= Recorded data =
------------------------------------
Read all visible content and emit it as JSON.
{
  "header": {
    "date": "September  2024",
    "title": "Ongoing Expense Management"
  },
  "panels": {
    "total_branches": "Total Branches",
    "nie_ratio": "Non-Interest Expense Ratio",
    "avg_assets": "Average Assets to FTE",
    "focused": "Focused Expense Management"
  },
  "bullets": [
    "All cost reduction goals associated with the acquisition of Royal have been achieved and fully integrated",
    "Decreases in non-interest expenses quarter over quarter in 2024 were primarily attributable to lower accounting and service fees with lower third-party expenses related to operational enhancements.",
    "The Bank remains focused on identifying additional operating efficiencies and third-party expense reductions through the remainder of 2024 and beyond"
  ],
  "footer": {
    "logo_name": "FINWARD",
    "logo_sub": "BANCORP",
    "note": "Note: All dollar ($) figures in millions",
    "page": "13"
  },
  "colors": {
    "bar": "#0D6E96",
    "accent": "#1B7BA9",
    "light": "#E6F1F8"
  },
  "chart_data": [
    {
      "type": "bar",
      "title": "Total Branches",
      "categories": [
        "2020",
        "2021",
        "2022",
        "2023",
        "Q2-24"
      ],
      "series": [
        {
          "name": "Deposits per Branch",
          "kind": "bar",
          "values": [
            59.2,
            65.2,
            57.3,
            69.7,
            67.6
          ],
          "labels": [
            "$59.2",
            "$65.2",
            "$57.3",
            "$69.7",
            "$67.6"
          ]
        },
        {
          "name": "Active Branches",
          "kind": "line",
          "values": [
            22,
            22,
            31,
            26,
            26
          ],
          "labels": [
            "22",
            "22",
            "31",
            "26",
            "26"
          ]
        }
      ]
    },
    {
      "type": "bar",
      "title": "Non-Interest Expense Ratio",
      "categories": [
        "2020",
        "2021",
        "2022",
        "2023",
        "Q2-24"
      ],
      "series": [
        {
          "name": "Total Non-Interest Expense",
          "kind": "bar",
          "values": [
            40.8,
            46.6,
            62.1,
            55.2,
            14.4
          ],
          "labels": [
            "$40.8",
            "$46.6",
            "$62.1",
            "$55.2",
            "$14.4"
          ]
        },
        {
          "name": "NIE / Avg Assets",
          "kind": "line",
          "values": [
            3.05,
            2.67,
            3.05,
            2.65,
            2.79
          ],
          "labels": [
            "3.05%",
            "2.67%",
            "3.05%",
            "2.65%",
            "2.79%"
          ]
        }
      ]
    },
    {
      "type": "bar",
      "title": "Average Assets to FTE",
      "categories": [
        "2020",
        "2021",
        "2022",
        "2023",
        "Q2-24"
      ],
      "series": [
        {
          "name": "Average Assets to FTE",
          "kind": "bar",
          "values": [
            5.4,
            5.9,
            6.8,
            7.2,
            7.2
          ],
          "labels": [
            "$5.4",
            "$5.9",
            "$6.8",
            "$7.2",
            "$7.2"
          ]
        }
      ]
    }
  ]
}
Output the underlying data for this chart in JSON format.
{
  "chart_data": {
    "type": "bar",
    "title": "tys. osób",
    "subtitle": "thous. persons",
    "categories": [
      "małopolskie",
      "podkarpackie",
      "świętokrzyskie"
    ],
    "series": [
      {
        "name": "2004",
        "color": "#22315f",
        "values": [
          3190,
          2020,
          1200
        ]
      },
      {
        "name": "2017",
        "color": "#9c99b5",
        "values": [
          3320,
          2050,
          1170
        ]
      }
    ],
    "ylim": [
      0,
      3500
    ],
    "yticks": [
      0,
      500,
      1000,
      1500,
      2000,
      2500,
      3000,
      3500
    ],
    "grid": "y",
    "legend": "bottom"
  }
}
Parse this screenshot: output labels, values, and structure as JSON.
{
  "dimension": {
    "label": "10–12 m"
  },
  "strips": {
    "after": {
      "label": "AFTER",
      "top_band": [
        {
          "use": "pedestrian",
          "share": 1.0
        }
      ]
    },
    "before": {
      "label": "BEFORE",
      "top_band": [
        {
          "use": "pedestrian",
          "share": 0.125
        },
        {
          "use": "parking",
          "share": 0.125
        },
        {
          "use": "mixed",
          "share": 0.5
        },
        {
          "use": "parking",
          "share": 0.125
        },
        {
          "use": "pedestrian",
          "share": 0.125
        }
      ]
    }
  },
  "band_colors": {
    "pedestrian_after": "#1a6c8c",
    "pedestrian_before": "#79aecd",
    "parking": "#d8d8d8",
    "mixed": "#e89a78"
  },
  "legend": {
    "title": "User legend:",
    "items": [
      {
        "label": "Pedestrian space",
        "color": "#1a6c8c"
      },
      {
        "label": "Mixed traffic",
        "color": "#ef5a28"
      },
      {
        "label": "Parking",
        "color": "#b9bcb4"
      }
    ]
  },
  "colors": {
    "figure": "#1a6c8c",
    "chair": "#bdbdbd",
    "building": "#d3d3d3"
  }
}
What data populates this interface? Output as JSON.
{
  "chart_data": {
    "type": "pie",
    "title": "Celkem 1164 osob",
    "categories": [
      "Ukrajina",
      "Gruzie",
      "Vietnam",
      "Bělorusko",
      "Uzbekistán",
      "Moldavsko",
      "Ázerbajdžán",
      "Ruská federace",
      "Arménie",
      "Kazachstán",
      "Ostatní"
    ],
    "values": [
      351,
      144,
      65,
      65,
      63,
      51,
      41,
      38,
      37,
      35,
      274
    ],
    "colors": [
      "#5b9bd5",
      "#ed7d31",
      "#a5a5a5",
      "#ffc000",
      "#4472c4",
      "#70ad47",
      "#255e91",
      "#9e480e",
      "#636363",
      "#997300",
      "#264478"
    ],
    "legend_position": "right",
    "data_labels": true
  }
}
------------------------------------
Go through the listing and copy all of it exactly.

Read all visible content and emit it as JSON.
{
  "header": {
    "date": "September  2024",
    "title": "Ongoing Expense Management"
  },
  "panels": {
    "total_branches": "Total Branches",
    "nie_ratio": "Non-Interest Expense Ratio",
    "avg_assets": "Average Assets to FTE",
    "focused": "Focused Expense Management"
  },
  "bullets": [
    "All cost reduction goals associated with the acquisition of Royal have been achieved and fully integrated",
    "Decreases in non-interest expenses quarter over quarter in 2024 were primarily attributable to lower accounting and service fees with lower third-party expenses related to operational enhancements.",
    "The Bank remains focused on identifying additional operating efficiencies and third-party expense reductions through the remainder of 2024 and beyond"
  ],
  "footer": {
    "logo_name": "FINWARD",
    "logo_sub": "BANCORP",
    "note": "Note: All dollar ($) figures in millions",
    "page": "13"
  },
  "colors": {
    "bar": "#0D6E96",
    "accent": "#1B7BA9",
    "light": "#E6F1F8"
  },
  "chart_data": [
    {
      "type": "bar",
      "title": "Total Branches",
      "categories": [
        "2020",
        "2021",
        "2022",
        "2023",
        "Q2-24"
      ],
      "series": [
        {
          "name": "Deposits per Branch",
          "kind": "bar",
          "values": [
            59.2,
            65.2,
            57.3,
            69.7,
            67.6
          ],
          "labels": [
            "$59.2",
            "$65.2",
            "$57.3",
            "$69.7",
            "$67.6"
          ]
        },
        {
          "name": "Active Branches",
          "kind": "line",
          "values": [
            22,
            22,
            31,
            26,
            26
          ],
          "labels": [
            "22",
            "22",
            "31",
            "26",
            "26"
          ]
        }
      ]
    },
    {
      "type": "bar",
      "title": "Non-Interest Expense Ratio",
      "categories": [
        "2020",
        "2021",
        "2022",
        "2023",
        "Q2-24"
      ],
      "series": [
        {
          "name": "Total Non-Interest Expense",
          "kind": "bar",
          "values": [
            40.8,
            46.6,
            62.1,
            55.2,
            14.4
          ],
          "labels": [
            "$40.8",
            "$46.6",
            "$62.1",
            "$55.2",
            "$14.4"
          ]
        },
        {
          "name": "NIE / Avg Assets",
          "kind": "line",
          "values": [
            3.05,
            2.67,
            3.05,
            2.65,
            2.79
          ],
          "labels": [
            "3.05%",
            "2.67%",
            "3.05%",
            "2.65%",
            "2.79%"
          ]
        }
      ]
    },
    {
      "type": "bar",
      "title": "Average Assets to FTE",
      "categories": [
        "2020",
        "2021",
        "2022",
        "2023",
        "Q2-24"
      ],
      "series": [
        {
          "name": "Average Assets to FTE",
          "kind": "bar",
          "values": [
            5.4,
            5.9,
            6.8,
            7.2,
            7.2
          ],
          "labels": [
            "$5.4",
            "$5.9",
            "$6.8",
            "$7.2",
            "$7.2"
          ]
        }
      ]
    }
  ]
}
Output the underlying data for this chart in JSON format.
{
  "chart_data": {
    "type": "bar",
    "title": "tys. osób",
    "subtitle": "thous. persons",
    "categories": [
      "małopolskie",
      "podkarpackie",
      "świętokrzyskie"
    ],
    "series": [
      {
        "name": "2004",
        "color": "#22315f",
        "values": [
          3190,
          2020,
          1200
        ]
      },
      {
        "name": "2017",
        "color": "#9c99b5",
        "values": [
          3320,
          2050,
          1170
        ]
      }
    ],
    "ylim": [
      0,
      3500
    ],
    "yticks": [
      0,
      500,
      1000,
      1500,
      2000,
      2500,
      3000,
      3500
    ],
    "grid": "y",
    "legend": "bottom"
  }
}
Parse this screenshot: output labels, values, and structure as JSON.
{
  "dimension": {
    "label": "10–12 m"
  },
  "strips": {
    "after": {
      "label": "AFTER",
      "top_band": [
        {
          "use": "pedestrian",
          "share": 1.0
        }
      ]
    },
    "before": {
      "label": "BEFORE",
      "top_band": [
        {
          "use": "pedestrian",
          "share": 0.125
        },
        {
          "use": "parking",
          "share": 0.125
        },
        {
          "use": "mixed",
          "share": 0.5
        },
        {
          "use": "parking",
          "share": 0.125
        },
        {
          "use": "pedestrian",
          "share": 0.125
        }
      ]
    }
  },
  "band_colors": {
    "pedestrian_after": "#1a6c8c",
    "pedestrian_before": "#79aecd",
    "parking": "#d8d8d8",
    "mixed": "#e89a78"
  },
  "legend": {
    "title": "User legend:",
    "items": [
      {
        "label": "Pedestrian space",
        "color": "#1a6c8c"
      },
      {
        "label": "Mixed traffic",
        "color": "#ef5a28"
      },
      {
        "label": "Parking",
        "color": "#b9bcb4"
      }
    ]
  },
  "colors": {
    "figure": "#1a6c8c",
    "chair": "#bdbdbd",
    "building": "#d3d3d3"
  }
}
What data populates this interface? Output as JSON.
{
  "chart_data": {
    "type": "pie",
    "title": "Celkem 1164 osob",
    "categories": [
      "Ukrajina",
      "Gruzie",
      "Vietnam",
      "Bělorusko",
      "Uzbekistán",
      "Moldavsko",
      "Ázerbajdžán",
      "Ruská federace",
      "Arménie",
      "Kazachstán",
      "Ostatní"
    ],
    "values": [
      351,
      144,
      65,
      65,
      63,
      51,
      41,
      38,
      37,
      35,
      274
    ],
    "colors": [
      "#5b9bd5",
      "#ed7d31",
      "#a5a5a5",
      "#ffc000",
      "#4472c4",
      "#70ad47",
      "#255e91",
      "#9e480e",
      "#636363",
      "#997300",
      "#264478"
    ],
    "legend_position": "right",
    "data_labels": true
  }
}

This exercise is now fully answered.